## Dataset excerpts
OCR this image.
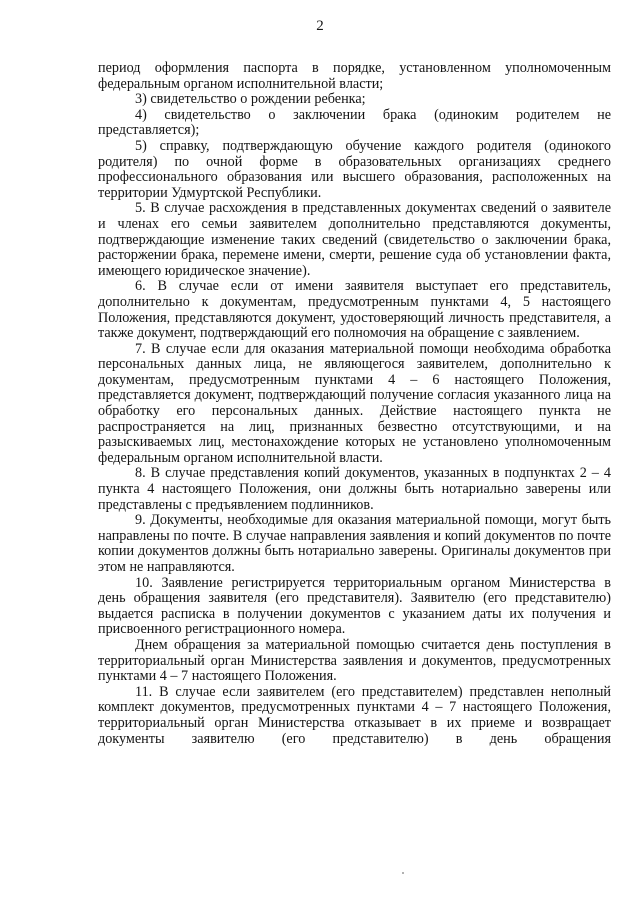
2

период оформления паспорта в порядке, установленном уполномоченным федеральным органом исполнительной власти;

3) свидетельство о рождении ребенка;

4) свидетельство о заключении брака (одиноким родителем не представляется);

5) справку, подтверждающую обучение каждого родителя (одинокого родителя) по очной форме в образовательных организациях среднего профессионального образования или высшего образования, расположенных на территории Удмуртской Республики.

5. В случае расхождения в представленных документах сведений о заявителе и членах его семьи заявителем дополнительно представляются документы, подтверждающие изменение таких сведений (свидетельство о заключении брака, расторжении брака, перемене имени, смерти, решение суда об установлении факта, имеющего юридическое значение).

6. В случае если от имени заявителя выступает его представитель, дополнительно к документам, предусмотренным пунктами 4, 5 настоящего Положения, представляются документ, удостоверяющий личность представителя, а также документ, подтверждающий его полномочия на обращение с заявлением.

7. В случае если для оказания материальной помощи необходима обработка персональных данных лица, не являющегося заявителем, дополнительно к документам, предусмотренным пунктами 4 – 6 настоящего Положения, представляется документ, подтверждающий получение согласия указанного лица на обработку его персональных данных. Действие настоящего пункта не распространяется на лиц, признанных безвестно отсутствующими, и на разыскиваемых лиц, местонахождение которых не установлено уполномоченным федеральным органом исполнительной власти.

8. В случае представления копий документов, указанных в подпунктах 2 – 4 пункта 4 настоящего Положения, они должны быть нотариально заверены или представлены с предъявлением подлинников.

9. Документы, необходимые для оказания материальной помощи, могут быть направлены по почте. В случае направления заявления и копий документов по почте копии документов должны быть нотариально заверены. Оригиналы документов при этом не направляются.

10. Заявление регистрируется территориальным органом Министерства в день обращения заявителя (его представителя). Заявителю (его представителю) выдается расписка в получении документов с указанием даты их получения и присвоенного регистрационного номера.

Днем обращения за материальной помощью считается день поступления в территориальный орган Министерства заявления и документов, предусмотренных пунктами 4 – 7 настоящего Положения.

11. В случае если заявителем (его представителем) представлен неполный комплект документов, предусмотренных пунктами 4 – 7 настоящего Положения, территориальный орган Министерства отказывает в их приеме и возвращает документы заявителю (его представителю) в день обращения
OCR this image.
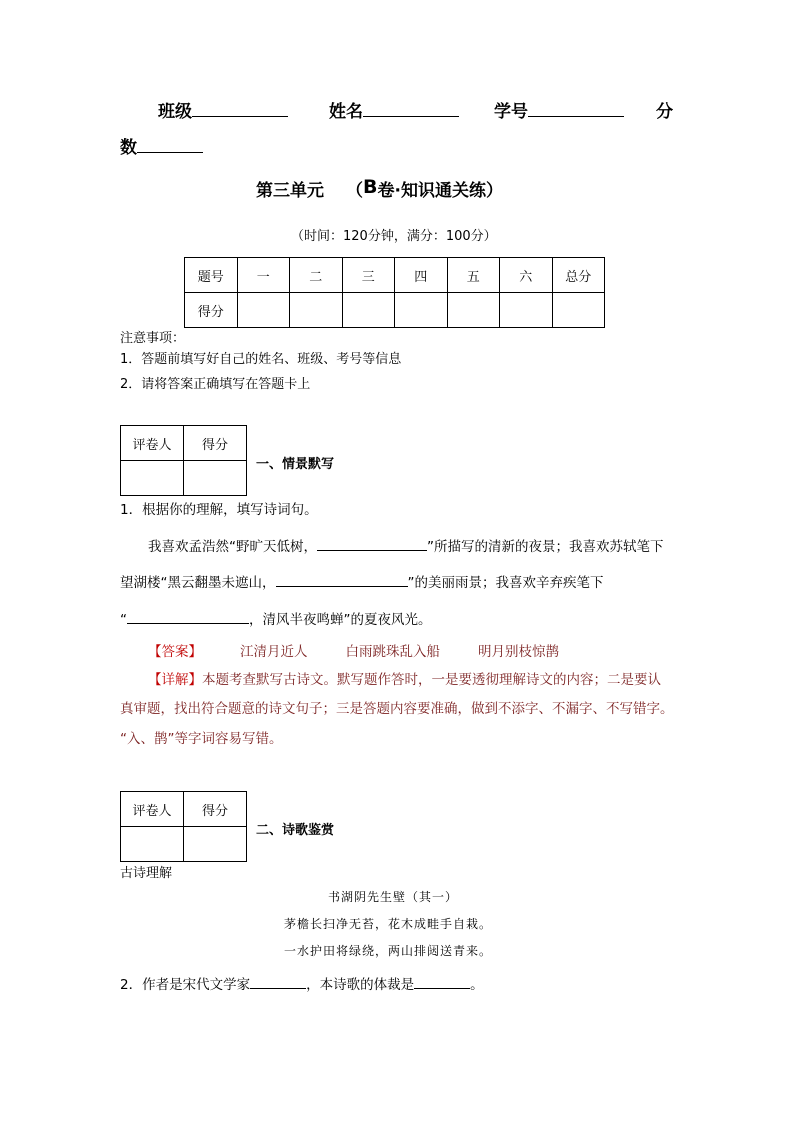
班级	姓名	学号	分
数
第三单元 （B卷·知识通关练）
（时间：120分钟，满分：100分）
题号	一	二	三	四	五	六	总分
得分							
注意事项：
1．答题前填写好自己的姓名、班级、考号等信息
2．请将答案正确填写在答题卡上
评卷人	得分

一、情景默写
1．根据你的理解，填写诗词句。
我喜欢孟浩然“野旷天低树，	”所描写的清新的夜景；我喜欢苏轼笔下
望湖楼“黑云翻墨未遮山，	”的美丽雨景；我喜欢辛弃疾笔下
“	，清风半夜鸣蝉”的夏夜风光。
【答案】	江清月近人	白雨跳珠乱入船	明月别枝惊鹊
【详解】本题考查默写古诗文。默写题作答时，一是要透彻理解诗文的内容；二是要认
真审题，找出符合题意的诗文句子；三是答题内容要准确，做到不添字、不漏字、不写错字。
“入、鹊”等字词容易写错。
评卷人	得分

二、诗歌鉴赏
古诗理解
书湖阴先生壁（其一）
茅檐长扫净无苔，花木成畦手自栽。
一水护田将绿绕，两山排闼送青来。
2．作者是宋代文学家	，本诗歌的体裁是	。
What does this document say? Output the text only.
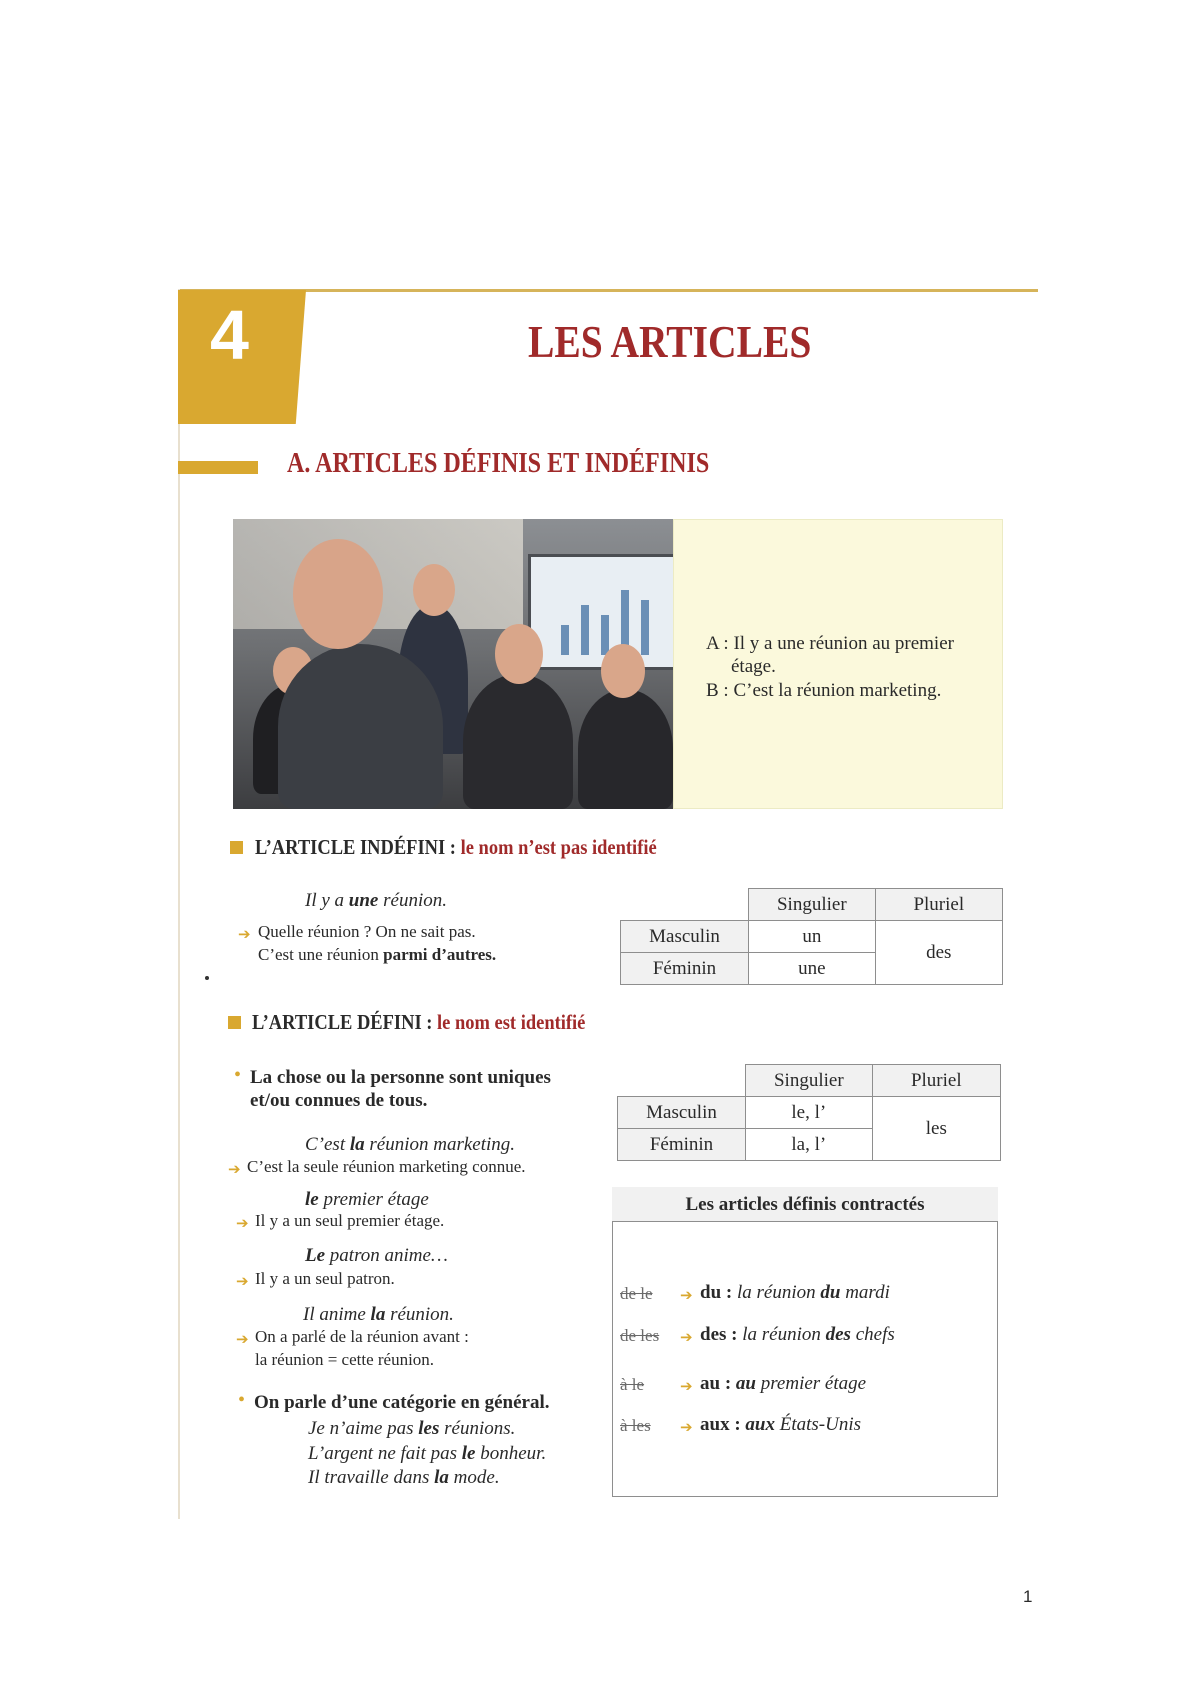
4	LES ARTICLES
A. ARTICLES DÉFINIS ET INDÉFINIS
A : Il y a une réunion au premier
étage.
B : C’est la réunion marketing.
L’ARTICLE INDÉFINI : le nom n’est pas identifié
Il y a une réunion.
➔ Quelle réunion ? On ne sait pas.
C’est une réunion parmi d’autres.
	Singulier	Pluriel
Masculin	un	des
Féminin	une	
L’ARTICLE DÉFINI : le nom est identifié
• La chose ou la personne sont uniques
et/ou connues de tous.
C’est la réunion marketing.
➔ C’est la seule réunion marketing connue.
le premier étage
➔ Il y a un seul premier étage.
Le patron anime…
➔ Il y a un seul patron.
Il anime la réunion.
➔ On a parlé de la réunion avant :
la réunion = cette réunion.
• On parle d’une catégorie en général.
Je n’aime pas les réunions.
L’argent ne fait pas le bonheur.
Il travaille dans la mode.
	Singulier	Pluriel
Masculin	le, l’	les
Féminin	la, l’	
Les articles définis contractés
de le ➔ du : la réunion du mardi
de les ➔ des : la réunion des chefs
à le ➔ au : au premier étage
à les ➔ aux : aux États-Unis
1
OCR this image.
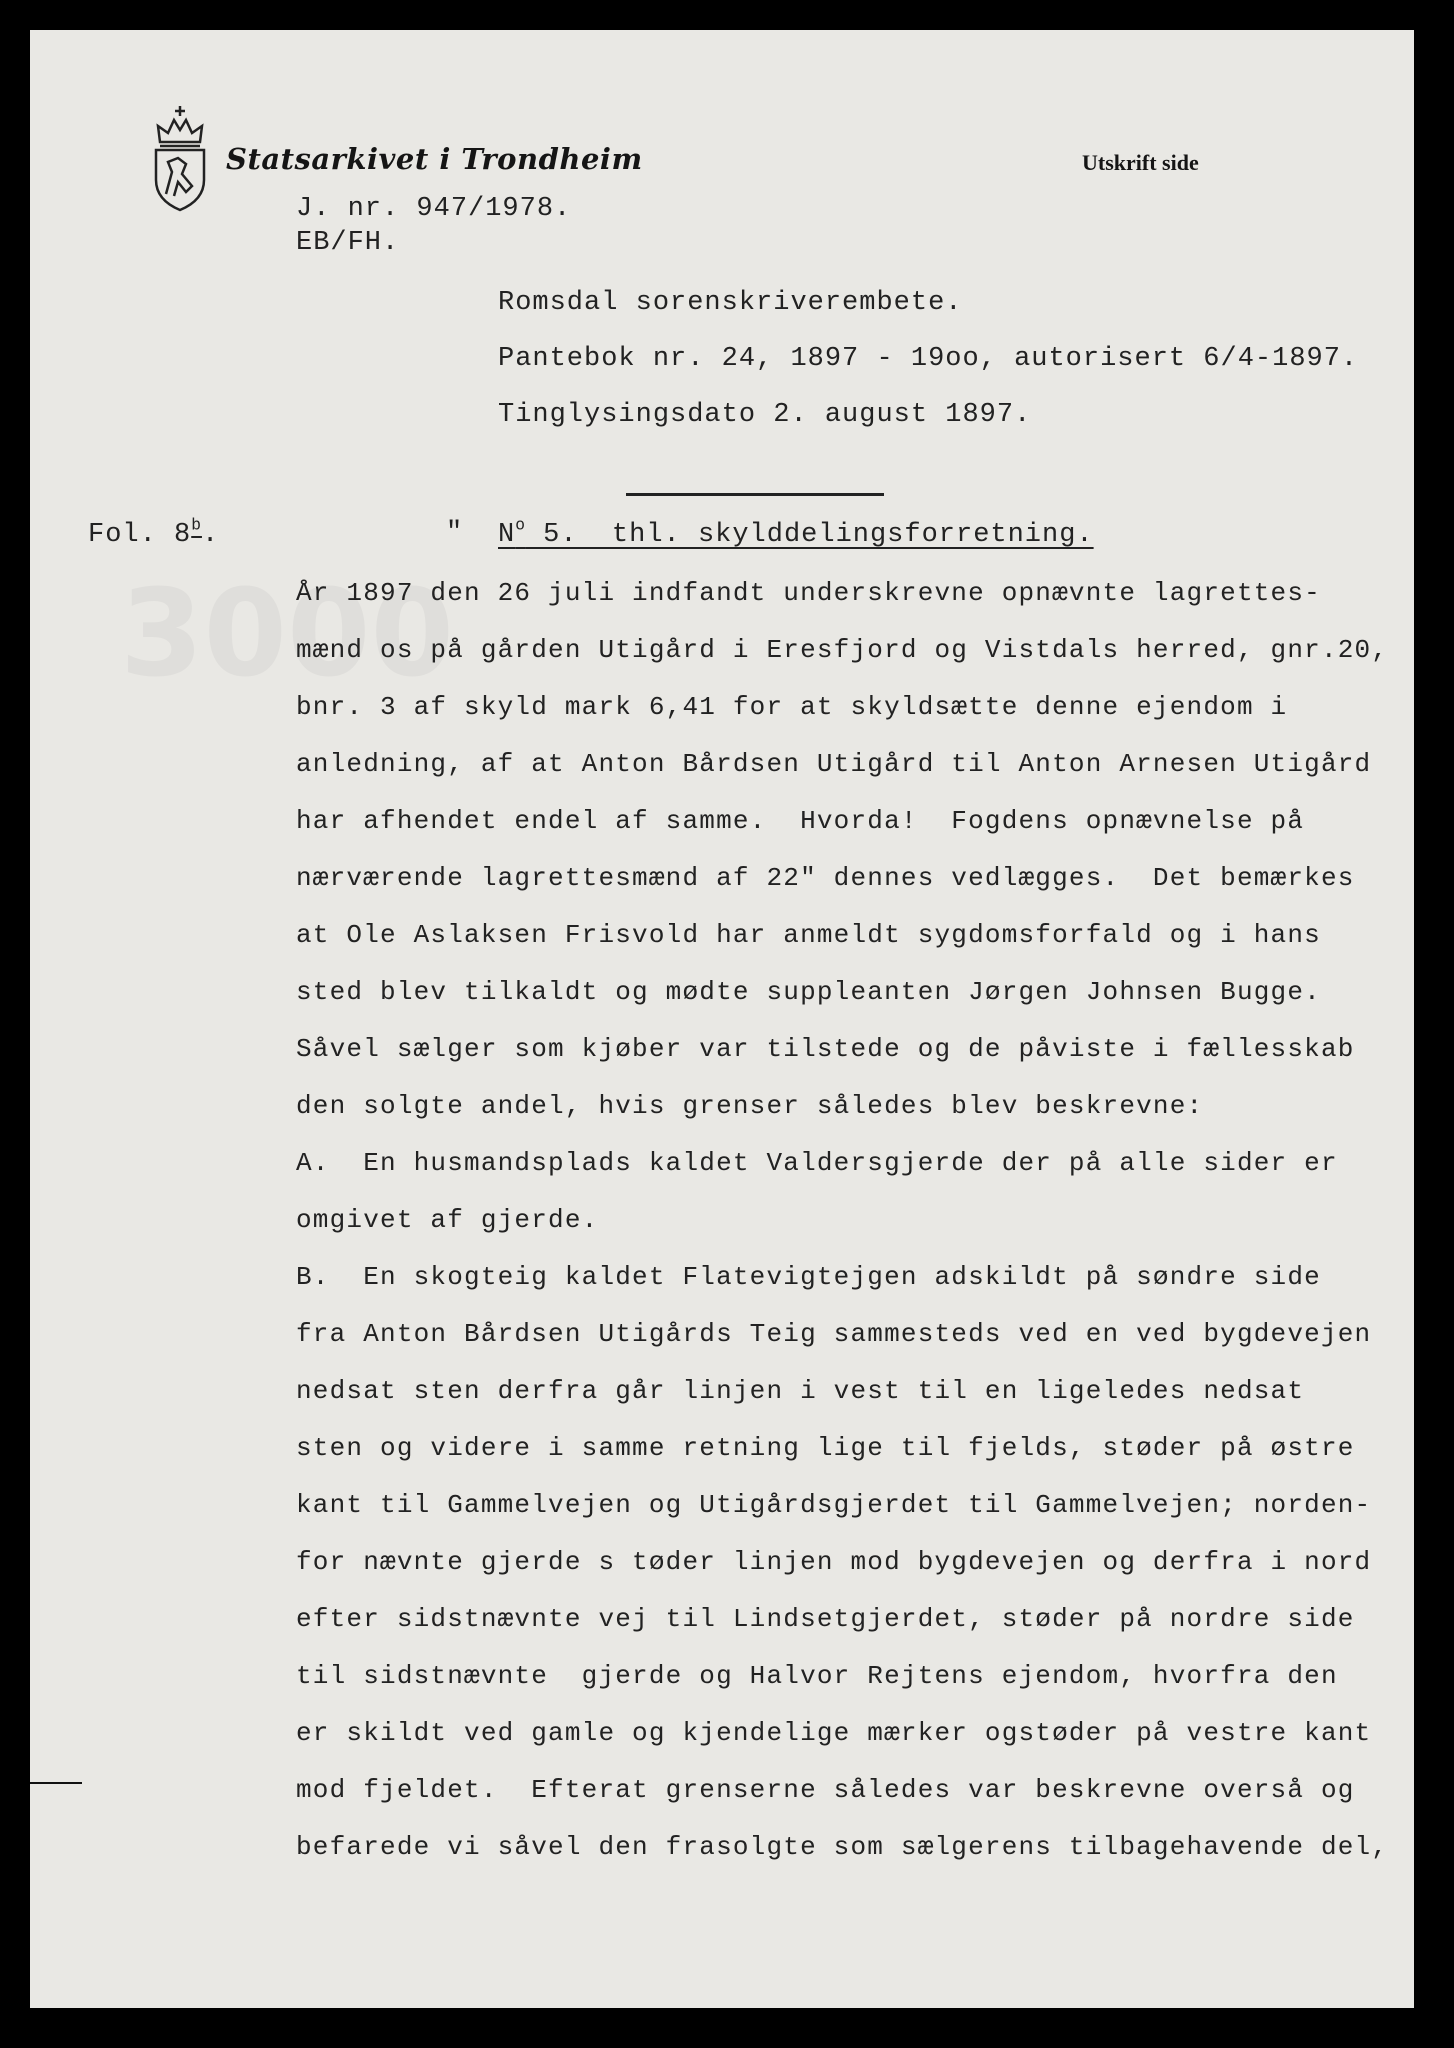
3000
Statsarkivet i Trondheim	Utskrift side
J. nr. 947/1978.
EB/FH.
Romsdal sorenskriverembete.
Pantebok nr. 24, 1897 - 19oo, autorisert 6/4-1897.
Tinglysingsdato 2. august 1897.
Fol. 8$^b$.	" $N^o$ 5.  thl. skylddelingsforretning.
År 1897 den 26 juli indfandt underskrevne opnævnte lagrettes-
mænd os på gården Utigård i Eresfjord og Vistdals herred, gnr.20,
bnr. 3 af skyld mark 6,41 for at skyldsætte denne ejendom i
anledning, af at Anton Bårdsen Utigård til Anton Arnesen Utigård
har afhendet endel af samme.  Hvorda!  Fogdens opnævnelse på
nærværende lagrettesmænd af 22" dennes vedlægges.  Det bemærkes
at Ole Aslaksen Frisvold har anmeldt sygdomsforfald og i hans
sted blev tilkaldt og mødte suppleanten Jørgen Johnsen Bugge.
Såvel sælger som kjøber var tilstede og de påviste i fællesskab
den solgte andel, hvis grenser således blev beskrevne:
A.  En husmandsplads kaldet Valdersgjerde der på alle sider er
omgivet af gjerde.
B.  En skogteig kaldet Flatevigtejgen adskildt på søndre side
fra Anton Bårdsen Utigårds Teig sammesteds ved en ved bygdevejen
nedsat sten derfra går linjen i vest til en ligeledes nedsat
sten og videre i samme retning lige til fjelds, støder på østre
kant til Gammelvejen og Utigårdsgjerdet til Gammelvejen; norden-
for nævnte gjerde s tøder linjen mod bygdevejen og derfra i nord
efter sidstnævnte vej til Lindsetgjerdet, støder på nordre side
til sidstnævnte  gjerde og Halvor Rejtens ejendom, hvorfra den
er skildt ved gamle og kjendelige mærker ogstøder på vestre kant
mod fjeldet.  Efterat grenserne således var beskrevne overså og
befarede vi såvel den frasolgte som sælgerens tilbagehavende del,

## Aim
For this exercise, gather every line of the data that contains the word "sidstnævnte".

## Written reply
efter sidstnævnte vej til Lindsetgjerdet, støder på nordre side
til sidstnævnte  gjerde og Halvor Rejtens ejendom, hvorfra den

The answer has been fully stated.